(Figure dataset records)
::::::::::

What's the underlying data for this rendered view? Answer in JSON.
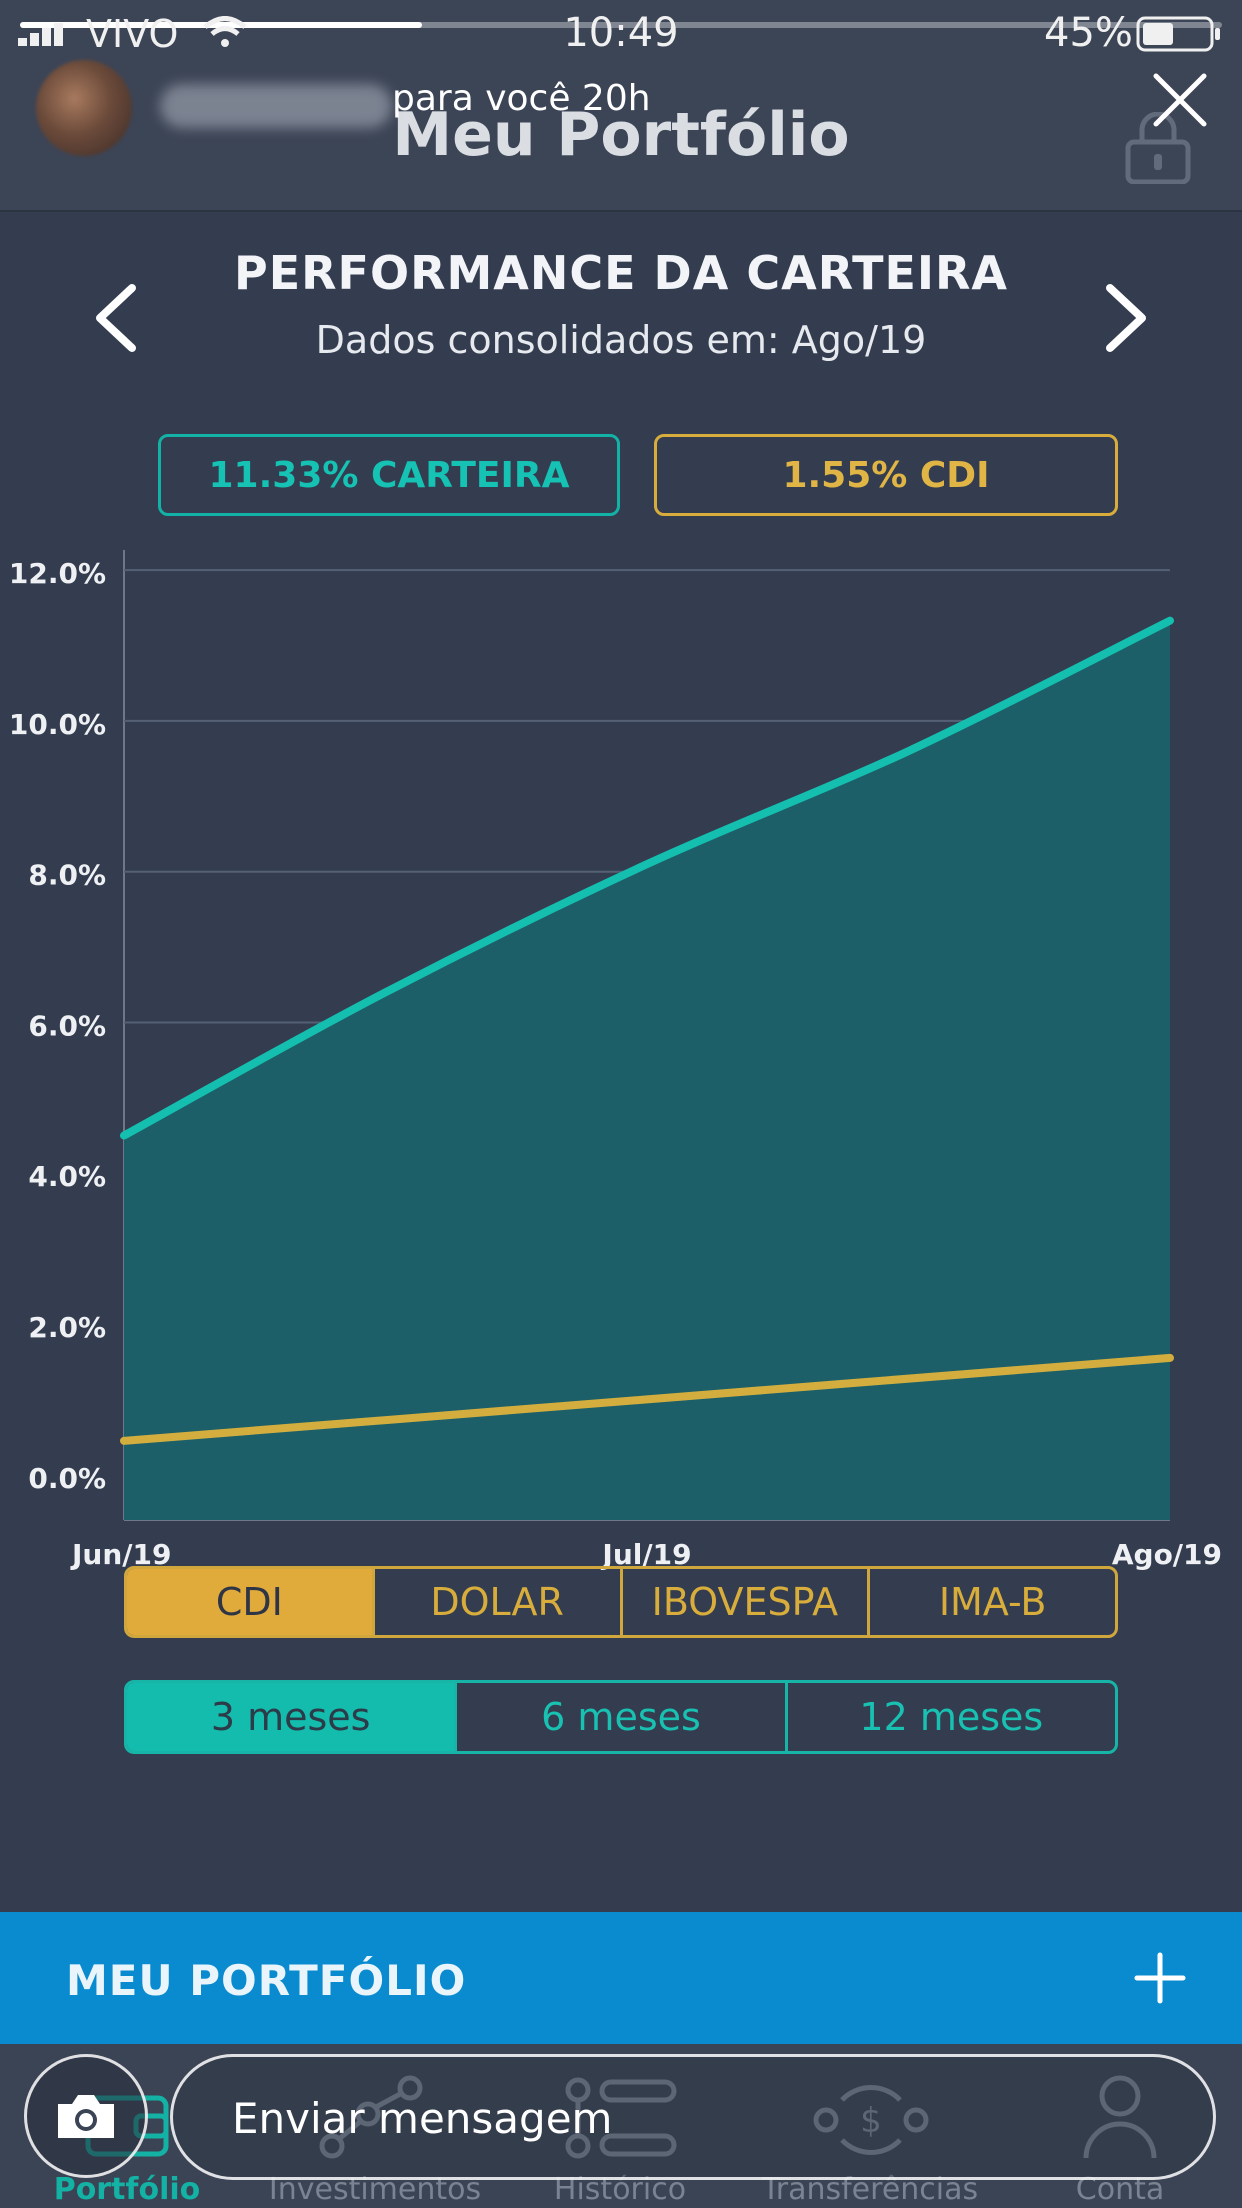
{
  "story": {
    "carrier": "VIVO",
    "time": "10:49",
    "battery": "45%",
    "meta": "para você  20h",
    "reply_placeholder": "Enviar mensagem"
  },
  "header": {
    "title": "Meu Portfólio"
  },
  "performance": {
    "title": "PERFORMANCE DA CARTEIRA",
    "subtitle": "Dados consolidados em:  Ago/19",
    "badge_carteira": "11.33% CARTEIRA",
    "badge_cdi": "1.55% CDI"
  },
  "chart_data": {
    "type": "area",
    "x": [
      "Jun/19",
      "Jul/19",
      "Ago/19"
    ],
    "y_ticks": [
      "12.0%",
      "10.0%",
      "8.0%",
      "6.0%",
      "4.0%",
      "2.0%",
      "0.0%"
    ],
    "ylim": [
      -0.6,
      12.4
    ],
    "grid": true,
    "series": [
      {
        "name": "CARTEIRA",
        "color": "#14bfb0",
        "fill": "#1d5f68",
        "points": [
          [
            0,
            4.5
          ],
          [
            0.5,
            6.4
          ],
          [
            1.0,
            8.1
          ],
          [
            1.5,
            9.6
          ],
          [
            2.0,
            11.33
          ]
        ]
      },
      {
        "name": "CDI",
        "color": "#d3ae3e",
        "points": [
          [
            0,
            0.45
          ],
          [
            1.0,
            1.0
          ],
          [
            2.0,
            1.55
          ]
        ]
      }
    ]
  },
  "benchmarks": {
    "selected": 0,
    "options": [
      "CDI",
      "DOLAR",
      "IBOVESPA",
      "IMA-B"
    ]
  },
  "periods": {
    "selected": 0,
    "options": [
      "3 meses",
      "6 meses",
      "12 meses"
    ]
  },
  "portfolio_bar": {
    "label": "MEU PORTFÓLIO"
  },
  "nav": {
    "items": [
      "Portfólio",
      "Investimentos",
      "Histórico",
      "Transferências",
      "Conta"
    ],
    "active_color": "#13b2a5"
  }
}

::::::::::

• **WORK TO COMPLETE**: Which lines include the word "CARTEIRA"? Copy every one of them.

• **REPLY**:
    "title": "PERFORMANCE DA CARTEIRA",
    "badge_carteira": "11.33% CARTEIRA",
        "name": "CARTEIRA",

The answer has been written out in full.